» Problem statement
Reproduce the data below in full and exclude every picture.

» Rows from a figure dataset

################

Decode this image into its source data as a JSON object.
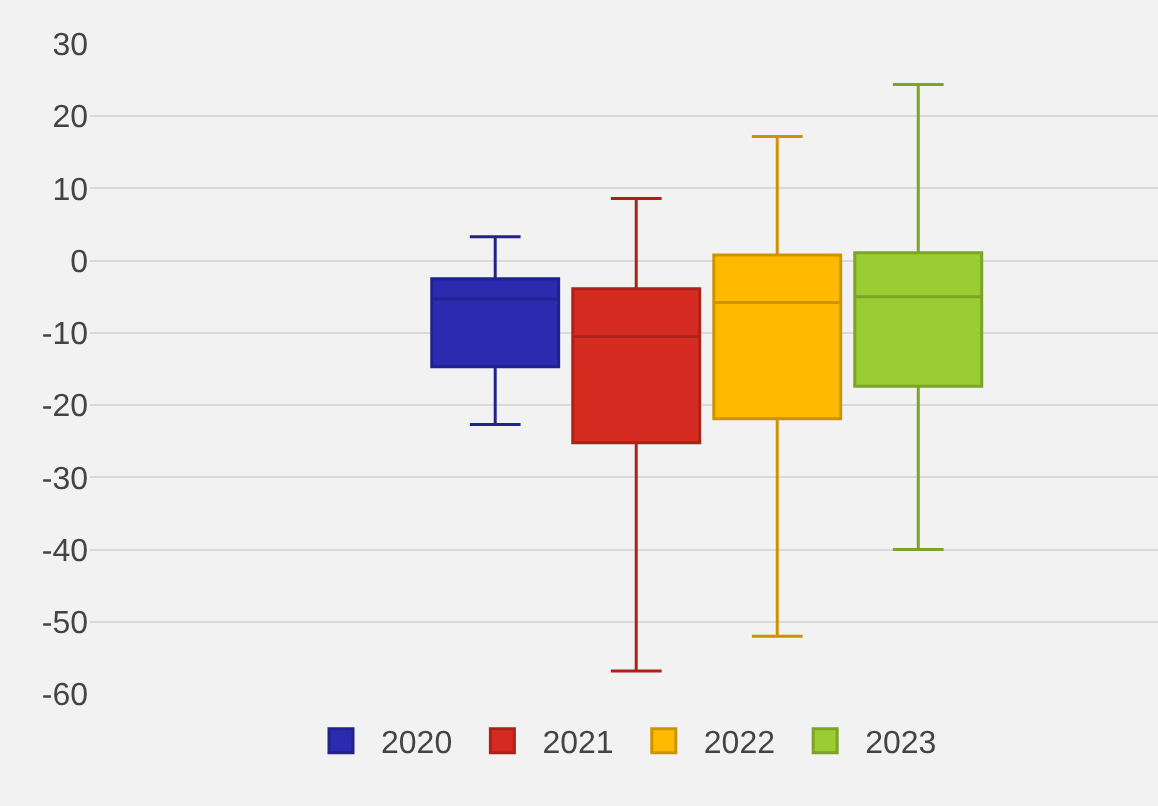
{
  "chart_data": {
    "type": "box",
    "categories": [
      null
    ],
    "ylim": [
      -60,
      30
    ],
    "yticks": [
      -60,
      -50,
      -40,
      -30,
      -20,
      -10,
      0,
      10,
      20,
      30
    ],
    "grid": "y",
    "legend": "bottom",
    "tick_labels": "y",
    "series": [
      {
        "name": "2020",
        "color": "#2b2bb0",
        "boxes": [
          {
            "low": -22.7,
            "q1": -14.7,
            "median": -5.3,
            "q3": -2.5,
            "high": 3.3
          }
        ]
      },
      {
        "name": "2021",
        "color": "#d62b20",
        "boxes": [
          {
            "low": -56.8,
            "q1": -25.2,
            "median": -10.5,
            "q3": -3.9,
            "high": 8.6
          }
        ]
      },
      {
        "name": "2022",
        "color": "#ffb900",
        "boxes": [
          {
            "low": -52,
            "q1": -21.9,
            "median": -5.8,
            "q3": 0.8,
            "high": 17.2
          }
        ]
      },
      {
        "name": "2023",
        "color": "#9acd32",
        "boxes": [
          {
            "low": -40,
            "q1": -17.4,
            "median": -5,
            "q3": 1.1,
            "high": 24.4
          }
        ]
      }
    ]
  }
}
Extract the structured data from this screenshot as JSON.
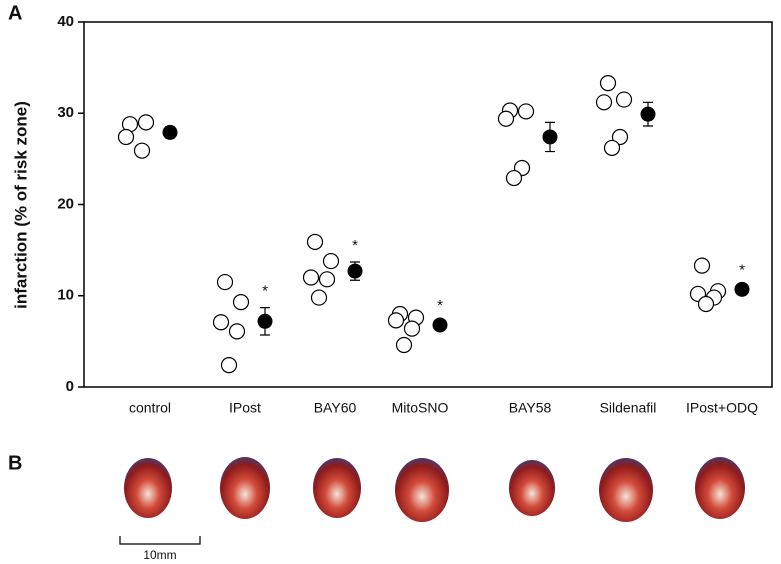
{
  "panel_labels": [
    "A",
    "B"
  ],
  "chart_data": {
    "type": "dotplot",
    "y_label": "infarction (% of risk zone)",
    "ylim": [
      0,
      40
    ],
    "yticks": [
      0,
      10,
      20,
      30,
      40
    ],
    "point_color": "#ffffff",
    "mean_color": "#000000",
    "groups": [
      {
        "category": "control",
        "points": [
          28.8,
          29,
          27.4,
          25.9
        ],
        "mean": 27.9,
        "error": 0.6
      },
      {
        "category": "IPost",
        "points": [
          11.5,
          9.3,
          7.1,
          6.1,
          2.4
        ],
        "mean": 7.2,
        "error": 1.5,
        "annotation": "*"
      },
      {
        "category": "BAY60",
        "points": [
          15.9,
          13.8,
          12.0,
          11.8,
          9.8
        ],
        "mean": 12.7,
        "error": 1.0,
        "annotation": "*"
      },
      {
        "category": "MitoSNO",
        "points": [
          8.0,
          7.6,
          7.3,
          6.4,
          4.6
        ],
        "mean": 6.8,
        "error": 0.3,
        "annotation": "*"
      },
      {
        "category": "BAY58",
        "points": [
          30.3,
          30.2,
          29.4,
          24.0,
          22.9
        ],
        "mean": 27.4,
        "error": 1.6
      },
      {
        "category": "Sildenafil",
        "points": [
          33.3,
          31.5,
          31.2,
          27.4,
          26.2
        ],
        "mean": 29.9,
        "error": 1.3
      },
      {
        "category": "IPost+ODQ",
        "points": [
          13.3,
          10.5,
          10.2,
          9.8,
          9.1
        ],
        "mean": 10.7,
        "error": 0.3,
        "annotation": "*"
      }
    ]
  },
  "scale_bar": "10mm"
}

################

» Solved exercise
Decode this image into its source data as a JSON object.
{
  "chart_data": {
    "type": "box",
    "categories": [
      null
    ],
    "ylim": [
      -60,
      30
    ],
    "yticks": [
      -60,
      -50,
      -40,
      -30,
      -20,
      -10,
      0,
      10,
      20,
      30
    ],
    "grid": "y",
    "legend": "bottom",
    "tick_labels": "y",
    "series": [
      {
        "name": "2020",
        "color": "#2b2bb0",
        "boxes": [
          {
            "low": -22.7,
            "q1": -14.7,
            "median": -5.3,
            "q3": -2.5,
            "high": 3.3
          }
        ]
      },
      {
        "name": "2021",
        "color": "#d62b20",
        "boxes": [
          {
            "low": -56.8,
            "q1": -25.2,
            "median": -10.5,
            "q3": -3.9,
            "high": 8.6
          }
        ]
      },
      {
        "name": "2022",
        "color": "#ffb900",
        "boxes": [
          {
            "low": -52,
            "q1": -21.9,
            "median": -5.8,
            "q3": 0.8,
            "high": 17.2
          }
        ]
      },
      {
        "name": "2023",
        "color": "#9acd32",
        "boxes": [
          {
            "low": -40,
            "q1": -17.4,
            "median": -5,
            "q3": 1.1,
            "high": 24.4
          }
        ]
      }
    ]
  }
}
Extract the structured data from this screenshot as JSON.
{
  "panel_labels": [
    "A",
    "B"
  ],
  "chart_data": {
    "type": "dotplot",
    "y_label": "infarction (% of risk zone)",
    "ylim": [
      0,
      40
    ],
    "yticks": [
      0,
      10,
      20,
      30,
      40
    ],
    "point_color": "#ffffff",
    "mean_color": "#000000",
    "groups": [
      {
        "category": "control",
        "points": [
          28.8,
          29,
          27.4,
          25.9
        ],
        "mean": 27.9,
        "error": 0.6
      },
      {
        "category": "IPost",
        "points": [
          11.5,
          9.3,
          7.1,
          6.1,
          2.4
        ],
        "mean": 7.2,
        "error": 1.5,
        "annotation": "*"
      },
      {
        "category": "BAY60",
        "points": [
          15.9,
          13.8,
          12.0,
          11.8,
          9.8
        ],
        "mean": 12.7,
        "error": 1.0,
        "annotation": "*"
      },
      {
        "category": "MitoSNO",
        "points": [
          8.0,
          7.6,
          7.3,
          6.4,
          4.6
        ],
        "mean": 6.8,
        "error": 0.3,
        "annotation": "*"
      },
      {
        "category": "BAY58",
        "points": [
          30.3,
          30.2,
          29.4,
          24.0,
          22.9
        ],
        "mean": 27.4,
        "error": 1.6
      },
      {
        "category": "Sildenafil",
        "points": [
          33.3,
          31.5,
          31.2,
          27.4,
          26.2
        ],
        "mean": 29.9,
        "error": 1.3
      },
      {
        "category": "IPost+ODQ",
        "points": [
          13.3,
          10.5,
          10.2,
          9.8,
          9.1
        ],
        "mean": 10.7,
        "error": 0.3,
        "annotation": "*"
      }
    ]
  },
  "scale_bar": "10mm"
}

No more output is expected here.